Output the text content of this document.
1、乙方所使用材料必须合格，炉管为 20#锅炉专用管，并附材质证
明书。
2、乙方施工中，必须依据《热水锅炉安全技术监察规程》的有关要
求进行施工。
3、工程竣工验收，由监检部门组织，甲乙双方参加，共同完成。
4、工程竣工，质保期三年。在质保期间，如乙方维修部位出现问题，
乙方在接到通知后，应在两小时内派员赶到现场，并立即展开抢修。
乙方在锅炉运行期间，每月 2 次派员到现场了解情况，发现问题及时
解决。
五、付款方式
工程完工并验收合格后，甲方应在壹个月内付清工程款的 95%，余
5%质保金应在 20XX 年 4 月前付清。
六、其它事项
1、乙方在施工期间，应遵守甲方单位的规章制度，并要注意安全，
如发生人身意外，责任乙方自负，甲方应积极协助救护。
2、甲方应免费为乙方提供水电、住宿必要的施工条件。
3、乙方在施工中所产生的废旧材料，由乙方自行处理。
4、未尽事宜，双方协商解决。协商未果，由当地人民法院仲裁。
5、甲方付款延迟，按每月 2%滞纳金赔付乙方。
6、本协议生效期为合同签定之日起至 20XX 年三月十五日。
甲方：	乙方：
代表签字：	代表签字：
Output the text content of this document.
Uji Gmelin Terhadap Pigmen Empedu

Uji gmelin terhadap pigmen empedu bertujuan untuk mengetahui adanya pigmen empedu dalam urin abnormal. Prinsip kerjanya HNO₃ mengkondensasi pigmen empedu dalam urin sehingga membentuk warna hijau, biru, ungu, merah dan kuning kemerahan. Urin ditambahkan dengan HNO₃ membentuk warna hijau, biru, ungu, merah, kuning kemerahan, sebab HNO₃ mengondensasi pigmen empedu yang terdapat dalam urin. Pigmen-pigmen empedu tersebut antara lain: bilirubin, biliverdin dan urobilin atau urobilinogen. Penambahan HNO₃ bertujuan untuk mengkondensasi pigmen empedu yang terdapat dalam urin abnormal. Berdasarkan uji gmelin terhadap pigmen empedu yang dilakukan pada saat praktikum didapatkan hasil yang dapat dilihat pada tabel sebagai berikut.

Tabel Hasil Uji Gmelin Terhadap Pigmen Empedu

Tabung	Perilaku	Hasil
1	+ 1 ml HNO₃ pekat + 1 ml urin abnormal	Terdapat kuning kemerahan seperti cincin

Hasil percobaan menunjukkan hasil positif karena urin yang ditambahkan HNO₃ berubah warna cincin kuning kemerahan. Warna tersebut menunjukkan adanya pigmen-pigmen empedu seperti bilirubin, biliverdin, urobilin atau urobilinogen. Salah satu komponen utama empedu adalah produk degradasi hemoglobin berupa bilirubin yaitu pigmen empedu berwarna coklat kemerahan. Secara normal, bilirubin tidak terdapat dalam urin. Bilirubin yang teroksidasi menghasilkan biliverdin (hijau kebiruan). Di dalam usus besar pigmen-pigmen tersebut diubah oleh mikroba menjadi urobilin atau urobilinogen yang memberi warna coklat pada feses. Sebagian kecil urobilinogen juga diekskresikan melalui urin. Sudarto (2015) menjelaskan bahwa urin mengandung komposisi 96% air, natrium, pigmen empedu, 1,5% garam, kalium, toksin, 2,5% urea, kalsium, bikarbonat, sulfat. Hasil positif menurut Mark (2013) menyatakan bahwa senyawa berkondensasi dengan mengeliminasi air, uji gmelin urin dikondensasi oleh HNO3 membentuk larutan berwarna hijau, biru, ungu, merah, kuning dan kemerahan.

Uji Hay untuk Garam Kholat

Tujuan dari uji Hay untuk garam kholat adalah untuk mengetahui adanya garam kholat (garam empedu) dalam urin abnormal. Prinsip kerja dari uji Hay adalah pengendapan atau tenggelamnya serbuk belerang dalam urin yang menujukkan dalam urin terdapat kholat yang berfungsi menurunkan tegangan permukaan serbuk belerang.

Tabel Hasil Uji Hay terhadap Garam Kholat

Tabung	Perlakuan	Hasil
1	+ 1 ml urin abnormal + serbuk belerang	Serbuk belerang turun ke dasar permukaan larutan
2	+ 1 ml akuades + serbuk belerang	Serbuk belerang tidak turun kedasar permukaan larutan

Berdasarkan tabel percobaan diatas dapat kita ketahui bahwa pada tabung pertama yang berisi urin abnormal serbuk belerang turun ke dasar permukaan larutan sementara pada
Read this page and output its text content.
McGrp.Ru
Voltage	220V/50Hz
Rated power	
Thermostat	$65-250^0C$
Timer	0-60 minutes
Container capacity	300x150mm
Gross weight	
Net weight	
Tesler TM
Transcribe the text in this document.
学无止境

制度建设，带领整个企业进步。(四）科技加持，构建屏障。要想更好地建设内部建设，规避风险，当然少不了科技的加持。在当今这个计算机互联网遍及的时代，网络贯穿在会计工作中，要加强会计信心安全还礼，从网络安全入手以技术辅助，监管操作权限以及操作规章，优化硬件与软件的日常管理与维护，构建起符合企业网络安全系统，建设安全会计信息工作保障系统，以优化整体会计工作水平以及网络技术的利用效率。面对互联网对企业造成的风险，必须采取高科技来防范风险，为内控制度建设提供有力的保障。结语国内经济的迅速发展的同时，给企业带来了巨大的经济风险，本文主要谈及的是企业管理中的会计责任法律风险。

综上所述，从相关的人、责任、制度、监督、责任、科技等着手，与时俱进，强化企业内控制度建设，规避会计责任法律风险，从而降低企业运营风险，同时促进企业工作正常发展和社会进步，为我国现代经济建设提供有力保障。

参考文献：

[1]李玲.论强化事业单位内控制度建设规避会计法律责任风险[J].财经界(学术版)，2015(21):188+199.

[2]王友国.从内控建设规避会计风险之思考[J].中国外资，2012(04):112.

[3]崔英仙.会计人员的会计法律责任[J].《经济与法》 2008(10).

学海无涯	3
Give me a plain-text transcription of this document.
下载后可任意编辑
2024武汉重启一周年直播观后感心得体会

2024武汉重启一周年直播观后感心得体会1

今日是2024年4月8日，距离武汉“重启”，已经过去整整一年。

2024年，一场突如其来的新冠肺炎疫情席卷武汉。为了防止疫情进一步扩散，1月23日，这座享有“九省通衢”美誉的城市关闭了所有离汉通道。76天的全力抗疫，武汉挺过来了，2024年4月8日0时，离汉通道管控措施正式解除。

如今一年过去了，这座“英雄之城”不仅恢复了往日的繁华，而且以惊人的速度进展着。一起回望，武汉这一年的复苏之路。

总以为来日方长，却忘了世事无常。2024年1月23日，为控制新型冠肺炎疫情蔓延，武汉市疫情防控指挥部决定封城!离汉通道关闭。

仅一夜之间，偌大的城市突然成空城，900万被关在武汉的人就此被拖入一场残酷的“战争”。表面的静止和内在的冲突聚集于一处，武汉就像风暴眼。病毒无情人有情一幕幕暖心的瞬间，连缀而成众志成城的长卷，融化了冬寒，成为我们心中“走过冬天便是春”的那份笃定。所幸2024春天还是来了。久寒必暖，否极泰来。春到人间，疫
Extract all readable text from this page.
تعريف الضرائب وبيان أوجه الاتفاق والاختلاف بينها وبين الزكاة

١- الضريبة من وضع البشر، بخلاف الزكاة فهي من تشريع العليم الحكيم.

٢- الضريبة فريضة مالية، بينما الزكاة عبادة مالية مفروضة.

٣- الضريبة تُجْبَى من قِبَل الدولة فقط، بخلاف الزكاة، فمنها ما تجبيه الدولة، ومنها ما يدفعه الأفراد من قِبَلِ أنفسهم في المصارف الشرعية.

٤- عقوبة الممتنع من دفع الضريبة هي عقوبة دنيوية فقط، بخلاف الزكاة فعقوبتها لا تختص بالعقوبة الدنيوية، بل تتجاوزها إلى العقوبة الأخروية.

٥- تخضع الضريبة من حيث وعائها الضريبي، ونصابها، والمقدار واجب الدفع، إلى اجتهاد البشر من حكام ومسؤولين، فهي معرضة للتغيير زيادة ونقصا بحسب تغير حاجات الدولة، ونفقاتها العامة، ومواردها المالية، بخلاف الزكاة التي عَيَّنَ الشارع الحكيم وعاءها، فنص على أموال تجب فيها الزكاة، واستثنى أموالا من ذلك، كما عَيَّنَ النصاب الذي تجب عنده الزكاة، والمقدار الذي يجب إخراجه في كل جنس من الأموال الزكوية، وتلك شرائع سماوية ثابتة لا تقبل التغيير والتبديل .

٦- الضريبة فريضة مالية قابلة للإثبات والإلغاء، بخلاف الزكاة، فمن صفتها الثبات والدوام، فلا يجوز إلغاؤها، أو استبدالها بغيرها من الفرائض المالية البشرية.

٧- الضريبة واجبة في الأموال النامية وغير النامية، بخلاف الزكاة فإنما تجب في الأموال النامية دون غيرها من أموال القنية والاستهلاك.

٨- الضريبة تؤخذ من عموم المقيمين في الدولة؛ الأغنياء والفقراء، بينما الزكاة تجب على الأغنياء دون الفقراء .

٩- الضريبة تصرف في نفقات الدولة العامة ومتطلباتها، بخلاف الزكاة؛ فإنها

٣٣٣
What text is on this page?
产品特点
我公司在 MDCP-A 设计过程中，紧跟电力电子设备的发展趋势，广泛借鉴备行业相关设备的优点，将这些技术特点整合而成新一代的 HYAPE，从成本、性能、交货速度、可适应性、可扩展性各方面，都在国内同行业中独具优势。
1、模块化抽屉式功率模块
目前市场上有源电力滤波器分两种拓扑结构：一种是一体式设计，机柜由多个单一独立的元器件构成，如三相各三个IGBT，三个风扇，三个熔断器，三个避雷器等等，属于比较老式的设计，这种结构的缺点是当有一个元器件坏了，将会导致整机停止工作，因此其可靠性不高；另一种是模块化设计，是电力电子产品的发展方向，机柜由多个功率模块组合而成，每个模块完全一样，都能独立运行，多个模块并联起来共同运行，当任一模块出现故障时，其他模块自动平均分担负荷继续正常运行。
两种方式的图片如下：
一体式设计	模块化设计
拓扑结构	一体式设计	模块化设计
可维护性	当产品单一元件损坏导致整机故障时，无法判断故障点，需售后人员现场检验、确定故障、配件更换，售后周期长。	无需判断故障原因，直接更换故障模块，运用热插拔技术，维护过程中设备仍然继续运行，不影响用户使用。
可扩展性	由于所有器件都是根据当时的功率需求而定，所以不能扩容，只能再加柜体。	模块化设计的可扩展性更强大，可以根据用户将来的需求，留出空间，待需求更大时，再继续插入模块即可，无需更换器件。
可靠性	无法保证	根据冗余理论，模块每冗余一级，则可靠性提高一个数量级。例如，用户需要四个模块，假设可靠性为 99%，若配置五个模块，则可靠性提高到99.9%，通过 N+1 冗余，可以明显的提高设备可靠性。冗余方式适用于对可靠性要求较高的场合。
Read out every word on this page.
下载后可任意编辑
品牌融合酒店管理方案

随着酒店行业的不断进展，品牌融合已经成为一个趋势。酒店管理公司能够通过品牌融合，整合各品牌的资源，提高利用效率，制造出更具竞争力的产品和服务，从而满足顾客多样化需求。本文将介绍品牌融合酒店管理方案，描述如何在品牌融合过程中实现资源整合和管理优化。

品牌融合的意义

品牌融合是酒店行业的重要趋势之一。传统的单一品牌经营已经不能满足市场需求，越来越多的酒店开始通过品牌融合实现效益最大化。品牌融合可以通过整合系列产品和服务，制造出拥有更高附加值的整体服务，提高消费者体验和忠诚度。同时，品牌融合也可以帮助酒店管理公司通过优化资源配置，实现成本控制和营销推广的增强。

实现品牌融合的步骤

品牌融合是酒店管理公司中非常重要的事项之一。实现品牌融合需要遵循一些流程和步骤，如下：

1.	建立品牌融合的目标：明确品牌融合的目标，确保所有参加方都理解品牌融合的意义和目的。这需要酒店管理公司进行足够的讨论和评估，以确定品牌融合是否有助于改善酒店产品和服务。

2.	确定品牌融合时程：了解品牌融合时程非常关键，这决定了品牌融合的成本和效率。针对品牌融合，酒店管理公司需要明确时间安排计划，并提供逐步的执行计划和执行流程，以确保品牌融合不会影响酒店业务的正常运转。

▬▬▬▬▬▬▬▬▬▬

• WHAT YOU ARE ASKED TO DO
Your task is to gather all lines from the entries above that hold the word "bilirubin".

• THE COMPLETED TASK
Uji gmelin terhadap pigmen empedu bertujuan untuk mengetahui adanya pigmen empedu dalam urin abnormal. Prinsip kerjanya HNO₃ mengkondensasi pigmen empedu dalam urin sehingga membentuk warna hijau, biru, ungu, merah dan kuning kemerahan. Urin ditambahkan dengan HNO₃ membentuk warna hijau, biru, ungu, merah, kuning kemerahan, sebab HNO₃ mengondensasi pigmen empedu yang terdapat dalam urin. Pigmen-pigmen empedu tersebut antara lain: bilirubin, biliverdin dan urobilin atau urobilinogen. Penambahan HNO₃ bertujuan untuk mengkondensasi pigmen empedu yang terdapat dalam urin abnormal. Berdasarkan uji gmelin terhadap pigmen empedu yang dilakukan pada saat praktikum didapatkan hasil yang dapat dilihat pada tabel sebagai berikut.
Hasil percobaan menunjukkan hasil positif karena urin yang ditambahkan HNO₃ berubah warna cincin kuning kemerahan. Warna tersebut menunjukkan adanya pigmen-pigmen empedu seperti bilirubin, biliverdin, urobilin atau urobilinogen. Salah satu komponen utama empedu adalah produk degradasi hemoglobin berupa bilirubin yaitu pigmen empedu berwarna coklat kemerahan. Secara normal, bilirubin tidak terdapat dalam urin. Bilirubin yang teroksidasi menghasilkan biliverdin (hijau kebiruan). Di dalam usus besar pigmen-pigmen tersebut diubah oleh mikroba menjadi urobilin atau urobilinogen yang memberi warna coklat pada feses. Sebagian kecil urobilinogen juga diekskresikan melalui urin. Sudarto (2015) menjelaskan bahwa urin mengandung komposisi 96% air, natrium, pigmen empedu, 1,5% garam, kalium, toksin, 2,5% urea, kalsium, bikarbonat, sulfat. Hasil positif menurut Mark (2013) menyatakan bahwa senyawa berkondensasi dengan mengeliminasi air, uji gmelin urin dikondensasi oleh HNO3 membentuk larutan berwarna hijau, biru, ungu, merah, kuning dan kemerahan.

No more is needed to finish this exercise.